• TASK BRIEF
Will you give every entry again exactly as it stands?

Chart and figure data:
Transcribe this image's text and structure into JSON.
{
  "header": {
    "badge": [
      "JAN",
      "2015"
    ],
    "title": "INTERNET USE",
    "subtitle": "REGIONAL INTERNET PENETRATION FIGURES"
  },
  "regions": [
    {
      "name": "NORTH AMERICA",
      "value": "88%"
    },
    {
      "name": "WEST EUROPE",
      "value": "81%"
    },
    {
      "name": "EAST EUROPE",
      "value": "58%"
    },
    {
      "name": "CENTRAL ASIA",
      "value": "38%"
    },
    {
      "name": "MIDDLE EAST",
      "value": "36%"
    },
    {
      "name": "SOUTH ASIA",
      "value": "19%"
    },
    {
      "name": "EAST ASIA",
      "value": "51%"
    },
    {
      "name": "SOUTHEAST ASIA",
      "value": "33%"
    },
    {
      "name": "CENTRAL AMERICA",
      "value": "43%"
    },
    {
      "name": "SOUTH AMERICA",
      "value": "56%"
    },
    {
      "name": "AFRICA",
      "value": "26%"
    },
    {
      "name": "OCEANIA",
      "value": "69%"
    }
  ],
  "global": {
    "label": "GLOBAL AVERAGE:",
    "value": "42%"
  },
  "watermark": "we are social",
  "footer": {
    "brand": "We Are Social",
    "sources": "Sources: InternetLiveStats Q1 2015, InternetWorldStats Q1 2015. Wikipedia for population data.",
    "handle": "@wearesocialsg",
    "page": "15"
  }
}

• THE OUTPUT
Transcribe this image's text and structure into JSON.
{
  "header": {
    "badge": [
      "JAN",
      "2015"
    ],
    "title": "INTERNET USE",
    "subtitle": "REGIONAL INTERNET PENETRATION FIGURES"
  },
  "regions": [
    {
      "name": "NORTH AMERICA",
      "value": "88%"
    },
    {
      "name": "WEST EUROPE",
      "value": "81%"
    },
    {
      "name": "EAST EUROPE",
      "value": "58%"
    },
    {
      "name": "CENTRAL ASIA",
      "value": "38%"
    },
    {
      "name": "MIDDLE EAST",
      "value": "36%"
    },
    {
      "name": "SOUTH ASIA",
      "value": "19%"
    },
    {
      "name": "EAST ASIA",
      "value": "51%"
    },
    {
      "name": "SOUTHEAST ASIA",
      "value": "33%"
    },
    {
      "name": "CENTRAL AMERICA",
      "value": "43%"
    },
    {
      "name": "SOUTH AMERICA",
      "value": "56%"
    },
    {
      "name": "AFRICA",
      "value": "26%"
    },
    {
      "name": "OCEANIA",
      "value": "69%"
    }
  ],
  "global": {
    "label": "GLOBAL AVERAGE:",
    "value": "42%"
  },
  "watermark": "we are social",
  "footer": {
    "brand": "We Are Social",
    "sources": "Sources: InternetLiveStats Q1 2015, InternetWorldStats Q1 2015. Wikipedia for population data.",
    "handle": "@wearesocialsg",
    "page": "15"
  }
}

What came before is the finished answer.